• [DIRECTIVE]:
Extract, from the records beneath this instruction, each line that contains the word "placeholder".

►

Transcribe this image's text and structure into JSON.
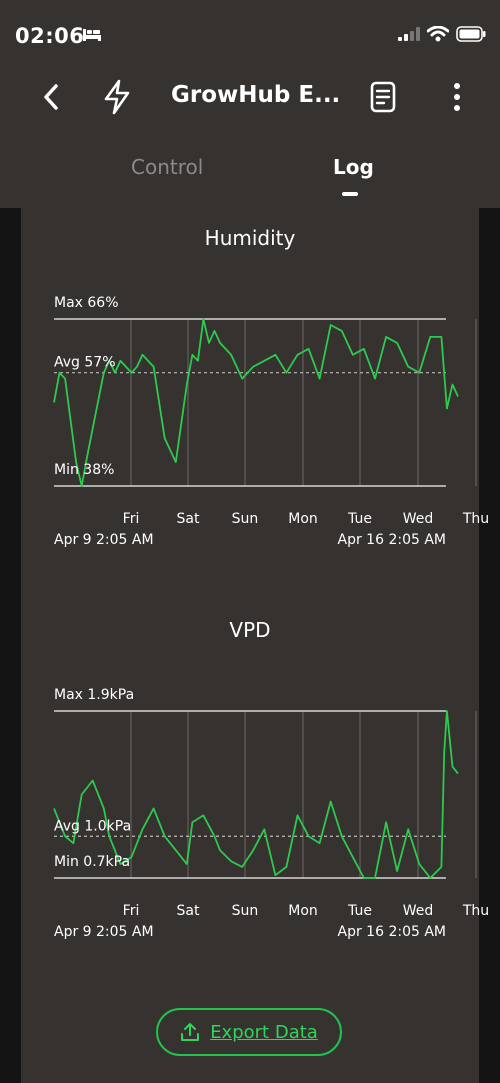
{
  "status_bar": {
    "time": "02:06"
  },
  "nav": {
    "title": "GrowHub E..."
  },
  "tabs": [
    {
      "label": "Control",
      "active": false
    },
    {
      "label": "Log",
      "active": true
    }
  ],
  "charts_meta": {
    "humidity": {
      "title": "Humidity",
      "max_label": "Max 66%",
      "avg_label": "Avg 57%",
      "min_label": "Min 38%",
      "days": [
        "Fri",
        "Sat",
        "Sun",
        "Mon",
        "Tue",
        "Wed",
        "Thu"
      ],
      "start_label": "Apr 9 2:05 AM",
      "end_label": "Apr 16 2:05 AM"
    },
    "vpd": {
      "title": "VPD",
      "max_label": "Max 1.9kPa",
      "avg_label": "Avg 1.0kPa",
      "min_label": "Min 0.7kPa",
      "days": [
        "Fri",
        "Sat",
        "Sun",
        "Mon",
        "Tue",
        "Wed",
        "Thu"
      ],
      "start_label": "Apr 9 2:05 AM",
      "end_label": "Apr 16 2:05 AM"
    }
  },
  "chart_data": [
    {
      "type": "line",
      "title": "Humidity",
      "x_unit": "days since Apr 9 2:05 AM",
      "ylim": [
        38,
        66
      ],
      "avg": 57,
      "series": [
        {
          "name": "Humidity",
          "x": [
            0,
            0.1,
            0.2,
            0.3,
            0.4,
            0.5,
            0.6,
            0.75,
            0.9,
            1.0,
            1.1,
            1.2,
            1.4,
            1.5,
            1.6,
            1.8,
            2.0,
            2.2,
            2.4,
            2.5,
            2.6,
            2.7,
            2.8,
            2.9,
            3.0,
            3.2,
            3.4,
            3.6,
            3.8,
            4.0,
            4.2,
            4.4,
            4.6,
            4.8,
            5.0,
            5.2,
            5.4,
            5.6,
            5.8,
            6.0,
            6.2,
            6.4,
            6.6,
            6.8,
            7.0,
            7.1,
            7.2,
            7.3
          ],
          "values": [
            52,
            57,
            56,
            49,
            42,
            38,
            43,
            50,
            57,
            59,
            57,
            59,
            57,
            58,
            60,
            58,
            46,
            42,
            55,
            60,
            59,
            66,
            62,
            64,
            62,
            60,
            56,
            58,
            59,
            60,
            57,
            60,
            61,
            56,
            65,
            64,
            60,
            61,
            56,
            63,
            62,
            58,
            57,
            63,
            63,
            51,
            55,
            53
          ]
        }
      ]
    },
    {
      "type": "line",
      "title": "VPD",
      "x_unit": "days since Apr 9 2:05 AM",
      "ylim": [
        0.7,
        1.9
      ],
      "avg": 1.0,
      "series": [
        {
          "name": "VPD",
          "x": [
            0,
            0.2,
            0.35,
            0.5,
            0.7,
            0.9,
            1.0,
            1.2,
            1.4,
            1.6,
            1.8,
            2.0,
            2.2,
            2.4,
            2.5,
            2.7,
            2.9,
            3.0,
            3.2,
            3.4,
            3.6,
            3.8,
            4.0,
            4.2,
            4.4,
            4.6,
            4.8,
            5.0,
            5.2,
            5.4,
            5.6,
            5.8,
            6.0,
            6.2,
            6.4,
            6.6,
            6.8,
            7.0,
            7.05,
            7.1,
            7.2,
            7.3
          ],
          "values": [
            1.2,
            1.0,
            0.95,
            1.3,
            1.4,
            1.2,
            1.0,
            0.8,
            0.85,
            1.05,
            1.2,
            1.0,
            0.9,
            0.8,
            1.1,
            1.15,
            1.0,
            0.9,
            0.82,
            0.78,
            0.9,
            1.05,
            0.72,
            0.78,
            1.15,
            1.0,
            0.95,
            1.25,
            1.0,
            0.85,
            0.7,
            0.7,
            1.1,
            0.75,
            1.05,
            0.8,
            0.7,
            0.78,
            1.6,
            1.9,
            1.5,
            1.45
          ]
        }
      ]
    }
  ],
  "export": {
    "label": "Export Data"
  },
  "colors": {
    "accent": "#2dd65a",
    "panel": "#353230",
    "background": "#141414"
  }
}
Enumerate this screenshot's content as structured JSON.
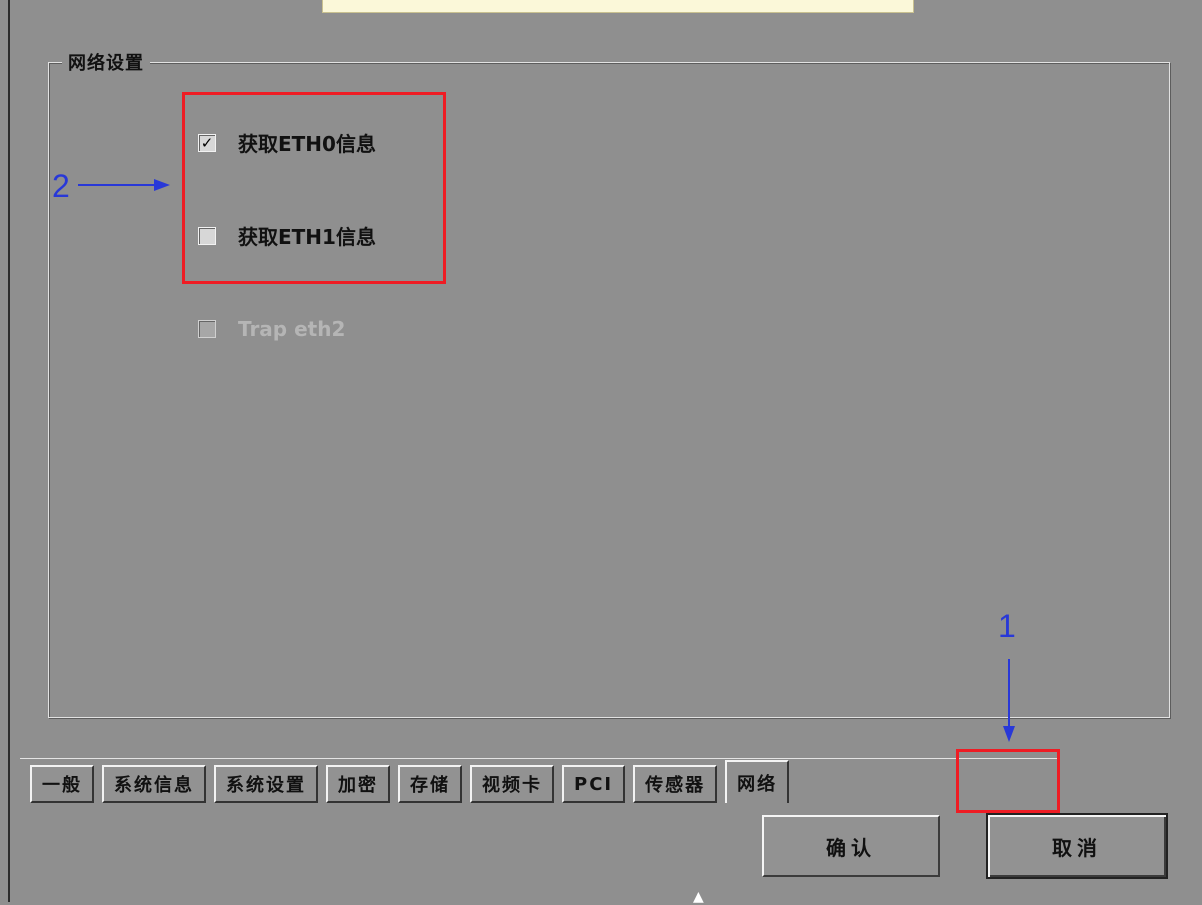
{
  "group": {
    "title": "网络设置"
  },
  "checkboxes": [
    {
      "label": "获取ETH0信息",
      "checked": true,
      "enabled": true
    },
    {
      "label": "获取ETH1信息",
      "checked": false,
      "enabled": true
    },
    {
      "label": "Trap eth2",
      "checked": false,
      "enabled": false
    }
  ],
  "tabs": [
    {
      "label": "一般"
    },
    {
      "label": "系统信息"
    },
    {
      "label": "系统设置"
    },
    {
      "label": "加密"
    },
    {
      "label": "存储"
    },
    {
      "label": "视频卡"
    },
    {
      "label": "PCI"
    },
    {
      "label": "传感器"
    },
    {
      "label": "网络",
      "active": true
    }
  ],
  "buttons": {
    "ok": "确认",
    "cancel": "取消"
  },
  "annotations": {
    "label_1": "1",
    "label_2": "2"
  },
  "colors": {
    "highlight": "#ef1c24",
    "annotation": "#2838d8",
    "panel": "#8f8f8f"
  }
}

◄
►

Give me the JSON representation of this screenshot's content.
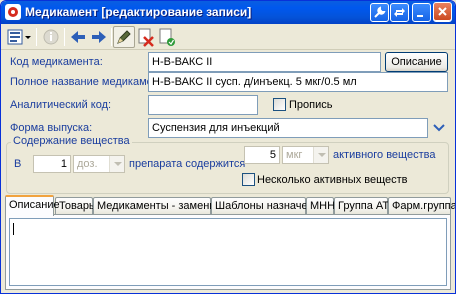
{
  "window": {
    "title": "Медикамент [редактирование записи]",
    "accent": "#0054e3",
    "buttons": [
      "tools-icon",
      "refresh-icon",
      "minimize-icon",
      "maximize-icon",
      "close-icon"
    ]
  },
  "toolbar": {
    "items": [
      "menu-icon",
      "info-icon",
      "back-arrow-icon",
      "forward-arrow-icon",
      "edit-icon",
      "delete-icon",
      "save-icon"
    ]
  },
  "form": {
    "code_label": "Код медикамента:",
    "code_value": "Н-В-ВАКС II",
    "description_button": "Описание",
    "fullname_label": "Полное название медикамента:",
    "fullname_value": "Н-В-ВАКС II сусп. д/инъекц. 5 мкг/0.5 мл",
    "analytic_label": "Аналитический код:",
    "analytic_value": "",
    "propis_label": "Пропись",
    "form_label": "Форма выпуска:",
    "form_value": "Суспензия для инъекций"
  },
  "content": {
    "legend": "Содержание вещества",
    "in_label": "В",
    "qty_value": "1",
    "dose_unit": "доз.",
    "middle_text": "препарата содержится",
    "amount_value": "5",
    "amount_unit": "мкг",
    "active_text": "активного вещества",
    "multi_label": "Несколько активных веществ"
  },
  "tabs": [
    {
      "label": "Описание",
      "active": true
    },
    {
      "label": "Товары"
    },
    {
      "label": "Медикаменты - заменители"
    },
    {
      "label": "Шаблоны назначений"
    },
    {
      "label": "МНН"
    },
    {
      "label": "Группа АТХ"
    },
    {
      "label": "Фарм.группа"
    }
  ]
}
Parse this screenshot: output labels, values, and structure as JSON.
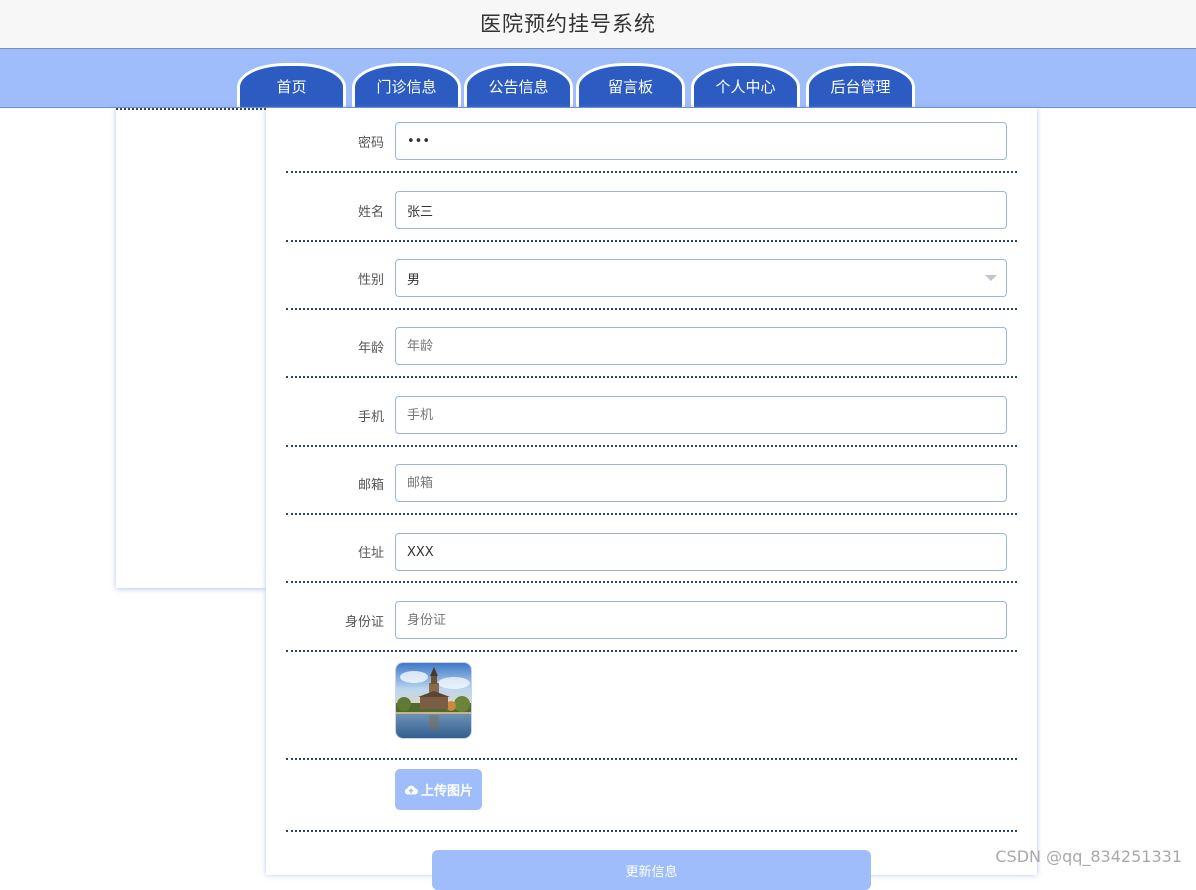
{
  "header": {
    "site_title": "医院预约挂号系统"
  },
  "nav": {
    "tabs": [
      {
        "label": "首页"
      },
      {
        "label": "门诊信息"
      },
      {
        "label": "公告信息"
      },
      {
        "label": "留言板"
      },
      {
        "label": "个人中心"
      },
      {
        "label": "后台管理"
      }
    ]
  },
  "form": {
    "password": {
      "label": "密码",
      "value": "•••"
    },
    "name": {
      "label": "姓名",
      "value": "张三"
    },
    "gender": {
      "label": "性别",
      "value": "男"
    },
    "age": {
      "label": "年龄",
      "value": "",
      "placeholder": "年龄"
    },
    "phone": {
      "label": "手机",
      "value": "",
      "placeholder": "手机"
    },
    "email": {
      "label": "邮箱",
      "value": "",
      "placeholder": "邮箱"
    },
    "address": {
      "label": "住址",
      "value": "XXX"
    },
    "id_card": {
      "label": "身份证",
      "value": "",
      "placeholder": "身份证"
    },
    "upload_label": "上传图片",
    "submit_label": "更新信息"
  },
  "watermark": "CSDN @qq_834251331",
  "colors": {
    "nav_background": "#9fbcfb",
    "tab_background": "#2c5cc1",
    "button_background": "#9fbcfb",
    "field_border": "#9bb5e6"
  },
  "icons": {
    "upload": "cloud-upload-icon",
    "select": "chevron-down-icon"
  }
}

◄
►

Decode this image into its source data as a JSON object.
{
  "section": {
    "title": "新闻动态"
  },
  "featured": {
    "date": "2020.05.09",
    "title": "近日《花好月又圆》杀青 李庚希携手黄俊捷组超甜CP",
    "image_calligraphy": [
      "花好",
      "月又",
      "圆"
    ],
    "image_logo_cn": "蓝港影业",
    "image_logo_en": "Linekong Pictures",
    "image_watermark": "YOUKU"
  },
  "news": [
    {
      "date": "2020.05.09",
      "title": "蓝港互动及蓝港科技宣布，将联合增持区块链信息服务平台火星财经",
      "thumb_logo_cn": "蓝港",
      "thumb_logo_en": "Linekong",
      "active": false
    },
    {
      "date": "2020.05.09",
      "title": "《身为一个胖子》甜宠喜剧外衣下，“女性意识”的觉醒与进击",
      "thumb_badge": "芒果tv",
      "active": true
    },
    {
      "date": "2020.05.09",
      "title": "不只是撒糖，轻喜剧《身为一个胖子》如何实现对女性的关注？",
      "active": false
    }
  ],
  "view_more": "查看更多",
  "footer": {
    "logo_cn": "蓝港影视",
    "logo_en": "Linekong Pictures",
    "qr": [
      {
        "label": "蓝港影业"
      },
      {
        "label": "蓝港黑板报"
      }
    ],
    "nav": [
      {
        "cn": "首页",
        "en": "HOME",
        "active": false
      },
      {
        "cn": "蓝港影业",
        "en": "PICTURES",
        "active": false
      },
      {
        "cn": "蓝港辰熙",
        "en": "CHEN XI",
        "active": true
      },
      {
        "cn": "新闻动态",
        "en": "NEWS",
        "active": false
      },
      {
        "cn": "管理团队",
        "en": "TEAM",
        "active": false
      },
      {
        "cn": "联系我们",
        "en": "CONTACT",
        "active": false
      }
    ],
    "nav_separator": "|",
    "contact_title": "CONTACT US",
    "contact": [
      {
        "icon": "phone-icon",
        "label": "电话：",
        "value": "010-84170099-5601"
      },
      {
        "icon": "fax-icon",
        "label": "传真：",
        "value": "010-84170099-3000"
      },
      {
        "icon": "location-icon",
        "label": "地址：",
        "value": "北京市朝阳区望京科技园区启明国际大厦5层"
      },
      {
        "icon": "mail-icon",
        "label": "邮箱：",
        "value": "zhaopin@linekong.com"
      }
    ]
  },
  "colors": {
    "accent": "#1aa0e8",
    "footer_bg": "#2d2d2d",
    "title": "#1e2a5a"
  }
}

◄

• [ANSWER FOR THIS EXERCISE]:
      "placeholder": "年龄"
      "placeholder": "手机"
      "placeholder": "邮箱"
      "placeholder": "身份证"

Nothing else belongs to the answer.